What needs to be done: Write out every line of the listing below exactly, leaving out the picture lines.

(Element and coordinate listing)
★ ★ ★ ★ ★

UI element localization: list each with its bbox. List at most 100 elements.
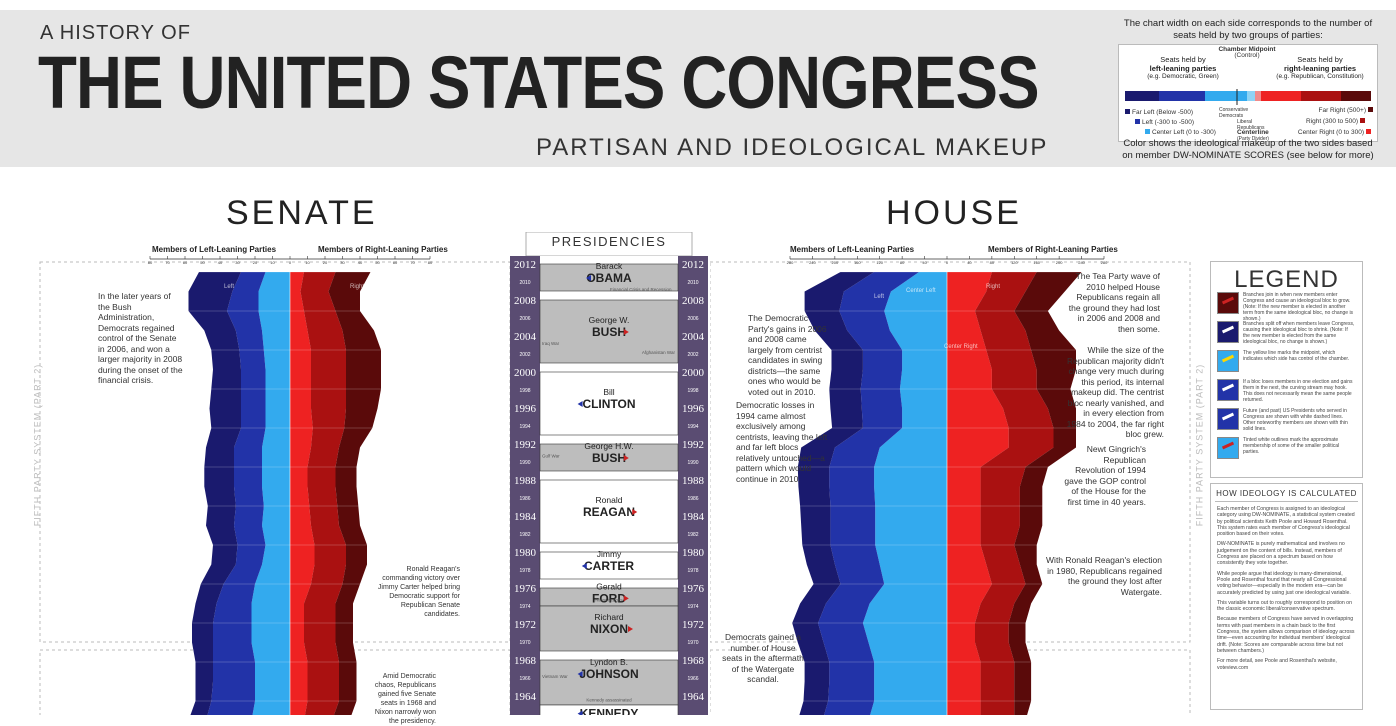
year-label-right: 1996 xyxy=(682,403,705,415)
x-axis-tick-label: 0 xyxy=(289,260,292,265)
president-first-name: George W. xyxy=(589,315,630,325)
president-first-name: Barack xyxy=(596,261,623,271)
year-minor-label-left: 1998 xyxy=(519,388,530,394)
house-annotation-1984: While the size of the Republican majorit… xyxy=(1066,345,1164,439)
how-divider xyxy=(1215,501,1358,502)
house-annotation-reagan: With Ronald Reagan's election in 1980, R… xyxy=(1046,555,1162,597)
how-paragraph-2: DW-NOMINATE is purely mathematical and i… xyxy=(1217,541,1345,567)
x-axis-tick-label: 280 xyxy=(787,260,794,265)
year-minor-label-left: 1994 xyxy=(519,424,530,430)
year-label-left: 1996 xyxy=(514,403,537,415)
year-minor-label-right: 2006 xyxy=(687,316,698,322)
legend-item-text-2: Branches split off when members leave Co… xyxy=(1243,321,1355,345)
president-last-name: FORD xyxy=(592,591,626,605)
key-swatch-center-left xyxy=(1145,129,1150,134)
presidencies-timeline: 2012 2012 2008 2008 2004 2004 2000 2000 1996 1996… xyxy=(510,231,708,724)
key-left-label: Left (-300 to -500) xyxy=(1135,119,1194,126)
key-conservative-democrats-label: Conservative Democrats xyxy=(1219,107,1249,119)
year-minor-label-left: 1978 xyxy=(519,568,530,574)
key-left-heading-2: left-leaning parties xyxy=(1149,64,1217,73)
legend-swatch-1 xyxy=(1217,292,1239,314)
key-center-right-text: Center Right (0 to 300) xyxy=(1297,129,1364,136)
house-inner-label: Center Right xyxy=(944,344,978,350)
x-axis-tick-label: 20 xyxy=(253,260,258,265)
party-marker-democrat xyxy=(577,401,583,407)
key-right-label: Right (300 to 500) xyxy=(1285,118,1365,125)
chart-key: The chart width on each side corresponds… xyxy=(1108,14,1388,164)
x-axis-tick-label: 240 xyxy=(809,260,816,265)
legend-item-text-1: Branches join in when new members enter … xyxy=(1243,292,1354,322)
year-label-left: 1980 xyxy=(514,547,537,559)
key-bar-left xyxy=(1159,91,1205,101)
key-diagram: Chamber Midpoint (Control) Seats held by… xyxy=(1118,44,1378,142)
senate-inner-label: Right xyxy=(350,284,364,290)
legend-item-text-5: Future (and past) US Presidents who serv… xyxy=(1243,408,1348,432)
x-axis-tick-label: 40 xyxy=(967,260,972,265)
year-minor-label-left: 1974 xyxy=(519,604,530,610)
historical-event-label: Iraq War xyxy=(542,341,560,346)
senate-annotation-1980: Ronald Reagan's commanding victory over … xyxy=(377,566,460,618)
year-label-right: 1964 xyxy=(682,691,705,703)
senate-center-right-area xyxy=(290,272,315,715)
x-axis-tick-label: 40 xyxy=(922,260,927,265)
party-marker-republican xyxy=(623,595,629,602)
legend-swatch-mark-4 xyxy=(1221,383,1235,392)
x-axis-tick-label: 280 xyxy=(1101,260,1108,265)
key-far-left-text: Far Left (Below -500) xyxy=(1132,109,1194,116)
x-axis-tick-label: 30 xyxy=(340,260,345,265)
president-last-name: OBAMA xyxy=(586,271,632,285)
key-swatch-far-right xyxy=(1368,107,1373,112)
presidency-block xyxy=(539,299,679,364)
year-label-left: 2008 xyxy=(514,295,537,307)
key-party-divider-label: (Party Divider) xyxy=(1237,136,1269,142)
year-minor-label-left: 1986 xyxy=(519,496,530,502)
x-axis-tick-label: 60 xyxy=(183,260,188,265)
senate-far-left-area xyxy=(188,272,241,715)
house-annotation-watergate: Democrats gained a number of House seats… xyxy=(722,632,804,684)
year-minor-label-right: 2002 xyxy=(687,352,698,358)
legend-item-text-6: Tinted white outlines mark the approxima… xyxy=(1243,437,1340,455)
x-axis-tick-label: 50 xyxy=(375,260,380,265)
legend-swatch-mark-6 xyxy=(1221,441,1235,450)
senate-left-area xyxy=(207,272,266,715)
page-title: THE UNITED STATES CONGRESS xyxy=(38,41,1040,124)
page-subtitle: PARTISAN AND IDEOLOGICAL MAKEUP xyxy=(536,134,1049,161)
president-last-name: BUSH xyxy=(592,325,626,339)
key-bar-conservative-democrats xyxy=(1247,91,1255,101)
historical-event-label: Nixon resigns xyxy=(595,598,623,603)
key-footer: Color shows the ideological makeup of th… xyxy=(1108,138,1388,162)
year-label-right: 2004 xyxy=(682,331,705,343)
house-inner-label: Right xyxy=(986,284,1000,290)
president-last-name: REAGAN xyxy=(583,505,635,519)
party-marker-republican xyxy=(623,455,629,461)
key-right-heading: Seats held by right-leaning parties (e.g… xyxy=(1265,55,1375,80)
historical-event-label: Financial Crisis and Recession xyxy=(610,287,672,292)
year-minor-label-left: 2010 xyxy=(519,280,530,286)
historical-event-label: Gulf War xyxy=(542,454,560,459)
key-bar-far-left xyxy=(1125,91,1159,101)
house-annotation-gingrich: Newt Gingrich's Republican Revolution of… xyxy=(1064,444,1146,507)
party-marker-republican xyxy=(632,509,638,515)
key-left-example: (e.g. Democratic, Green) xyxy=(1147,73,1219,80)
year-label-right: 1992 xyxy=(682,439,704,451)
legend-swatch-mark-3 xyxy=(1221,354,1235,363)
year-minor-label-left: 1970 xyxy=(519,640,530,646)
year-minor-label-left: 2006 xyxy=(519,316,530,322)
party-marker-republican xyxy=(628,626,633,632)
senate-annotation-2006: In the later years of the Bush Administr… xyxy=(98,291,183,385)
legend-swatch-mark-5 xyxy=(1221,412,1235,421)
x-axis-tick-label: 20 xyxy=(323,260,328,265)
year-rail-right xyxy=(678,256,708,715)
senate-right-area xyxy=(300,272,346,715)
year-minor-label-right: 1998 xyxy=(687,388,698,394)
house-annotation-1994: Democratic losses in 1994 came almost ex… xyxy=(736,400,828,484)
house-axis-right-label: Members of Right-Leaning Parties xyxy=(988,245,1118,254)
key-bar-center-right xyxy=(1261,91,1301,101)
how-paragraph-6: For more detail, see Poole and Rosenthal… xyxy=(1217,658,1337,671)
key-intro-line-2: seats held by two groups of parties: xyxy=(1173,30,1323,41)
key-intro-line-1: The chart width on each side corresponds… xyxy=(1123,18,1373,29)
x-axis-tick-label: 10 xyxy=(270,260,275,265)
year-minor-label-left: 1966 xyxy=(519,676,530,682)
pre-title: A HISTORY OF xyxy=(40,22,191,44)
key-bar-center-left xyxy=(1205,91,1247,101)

★ ★ ★ ★ ★

Solution to this exercise:
UI element localization: list each with its bbox. List at most 100 elements.
year-label-right: 1996 xyxy=(682,403,705,415)
x-axis-tick-label: 0 xyxy=(289,260,292,265)
president-first-name: George W. xyxy=(589,315,630,325)
president-first-name: Barack xyxy=(596,261,623,271)
year-minor-label-left: 1998 xyxy=(519,388,530,394)
house-annotation-1984: While the size of the Republican majorit… xyxy=(1066,345,1164,439)
how-divider xyxy=(1215,501,1358,502)
house-annotation-reagan: With Ronald Reagan's election in 1980, R… xyxy=(1046,555,1162,597)
how-paragraph-2: DW-NOMINATE is purely mathematical and i… xyxy=(1217,541,1345,567)
x-axis-tick-label: 280 xyxy=(787,260,794,265)
year-minor-label-left: 1994 xyxy=(519,424,530,430)
year-label-left: 1996 xyxy=(514,403,537,415)
year-minor-label-right: 2006 xyxy=(687,316,698,322)
legend-item-text-2: Branches split off when members leave Co… xyxy=(1243,321,1355,345)
president-last-name: FORD xyxy=(592,591,626,605)
key-swatch-center-left xyxy=(1145,129,1150,134)
presidencies-timeline: 2012 2012 2008 2008 2004 2004 2000 2000 1996 1996… xyxy=(510,231,708,724)
key-left-label: Left (-300 to -500) xyxy=(1135,119,1194,126)
key-conservative-democrats-label: Conservative Democrats xyxy=(1219,107,1249,119)
year-minor-label-left: 1978 xyxy=(519,568,530,574)
key-left-heading-2: left-leaning parties xyxy=(1149,64,1217,73)
legend-swatch-1 xyxy=(1217,292,1239,314)
key-center-right-text: Center Right (0 to 300) xyxy=(1297,129,1364,136)
house-inner-label: Center Right xyxy=(944,344,978,350)
x-axis-tick-label: 20 xyxy=(253,260,258,265)
party-marker-democrat xyxy=(577,401,583,407)
key-right-label: Right (300 to 500) xyxy=(1285,118,1365,125)
chart-key: The chart width on each side corresponds… xyxy=(1108,14,1388,164)
x-axis-tick-label: 240 xyxy=(809,260,816,265)
legend-item-text-1: Branches join in when new members enter … xyxy=(1243,292,1354,322)
year-label-left: 1980 xyxy=(514,547,537,559)
key-bar-left xyxy=(1159,91,1205,101)
key-diagram: Chamber Midpoint (Control) Seats held by… xyxy=(1118,44,1378,142)
senate-inner-label: Right xyxy=(350,284,364,290)
legend-item-text-5: Future (and past) US Presidents who serv… xyxy=(1243,408,1348,432)
x-axis-tick-label: 40 xyxy=(967,260,972,265)
year-minor-label-left: 1974 xyxy=(519,604,530,610)
historical-event-label: Iraq War xyxy=(542,341,560,346)
senate-annotation-1980: Ronald Reagan's commanding victory over … xyxy=(377,566,460,618)
year-label-right: 1964 xyxy=(682,691,705,703)
senate-center-right-area xyxy=(290,272,315,715)
x-axis-tick-label: 40 xyxy=(922,260,927,265)
party-marker-republican xyxy=(623,595,629,602)
legend-swatch-mark-4 xyxy=(1221,383,1235,392)
x-axis-tick-label: 280 xyxy=(1101,260,1108,265)
key-far-left-text: Far Left (Below -500) xyxy=(1132,109,1194,116)
x-axis-tick-label: 30 xyxy=(340,260,345,265)
president-last-name: OBAMA xyxy=(586,271,632,285)
key-swatch-far-right xyxy=(1368,107,1373,112)
presidency-block xyxy=(539,299,679,364)
year-label-left: 2008 xyxy=(514,295,537,307)
key-party-divider-label: (Party Divider) xyxy=(1237,136,1269,142)
year-minor-label-left: 1986 xyxy=(519,496,530,502)
x-axis-tick-label: 60 xyxy=(183,260,188,265)
senate-far-left-area xyxy=(188,272,241,715)
house-annotation-watergate: Democrats gained a number of House seats… xyxy=(722,632,804,684)
year-minor-label-right: 2002 xyxy=(687,352,698,358)
legend-item-text-6: Tinted white outlines mark the approxima… xyxy=(1243,437,1340,455)
x-axis-tick-label: 50 xyxy=(375,260,380,265)
legend-swatch-mark-6 xyxy=(1221,441,1235,450)
senate-left-area xyxy=(207,272,266,715)
page-title: THE UNITED STATES CONGRESS xyxy=(38,41,1040,124)
page-subtitle: PARTISAN AND IDEOLOGICAL MAKEUP xyxy=(536,134,1049,161)
president-last-name: BUSH xyxy=(592,325,626,339)
key-bar-conservative-democrats xyxy=(1247,91,1255,101)
historical-event-label: Nixon resigns xyxy=(595,598,623,603)
key-footer: Color shows the ideological makeup of th… xyxy=(1108,138,1388,162)
year-label-right: 2004 xyxy=(682,331,705,343)
house-inner-label: Right xyxy=(986,284,1000,290)
president-last-name: REAGAN xyxy=(583,505,635,519)
party-marker-republican xyxy=(623,455,629,461)
key-right-heading: Seats held by right-leaning parties (e.g… xyxy=(1265,55,1375,80)
historical-event-label: Financial Crisis and Recession xyxy=(610,287,672,292)
year-minor-label-left: 2010 xyxy=(519,280,530,286)
historical-event-label: Gulf War xyxy=(542,454,560,459)
key-bar-far-left xyxy=(1125,91,1159,101)
house-annotation-gingrich: Newt Gingrich's Republican Revolution of… xyxy=(1064,444,1146,507)
party-marker-republican xyxy=(632,509,638,515)
key-left-example: (e.g. Democratic, Green) xyxy=(1147,73,1219,80)
year-label-right: 1992 xyxy=(682,439,704,451)
legend-swatch-mark-3 xyxy=(1221,354,1235,363)
year-minor-label-left: 1970 xyxy=(519,640,530,646)
year-minor-label-left: 2006 xyxy=(519,316,530,322)
party-marker-republican xyxy=(628,626,633,632)
senate-annotation-2006: In the later years of the Bush Administr… xyxy=(98,291,183,385)
legend-swatch-mark-5 xyxy=(1221,412,1235,421)
x-axis-tick-label: 20 xyxy=(323,260,328,265)
year-rail-right xyxy=(678,256,708,715)
senate-right-area xyxy=(300,272,346,715)
year-minor-label-right: 1998 xyxy=(687,388,698,394)
house-annotation-1994: Democratic losses in 1994 came almost ex… xyxy=(736,400,828,484)
house-axis-right-label: Members of Right-Leaning Parties xyxy=(988,245,1118,254)
key-bar-center-right xyxy=(1261,91,1301,101)
how-paragraph-6: For more detail, see Poole and Rosenthal… xyxy=(1217,658,1337,671)
key-intro-line-2: seats held by two groups of parties: xyxy=(1173,30,1323,41)
key-intro-line-1: The chart width on each side corresponds… xyxy=(1123,18,1373,29)
x-axis-tick-label: 10 xyxy=(270,260,275,265)
year-minor-label-left: 1966 xyxy=(519,676,530,682)
pre-title: A HISTORY OF xyxy=(40,22,191,44)
key-bar-center-left xyxy=(1205,91,1247,101)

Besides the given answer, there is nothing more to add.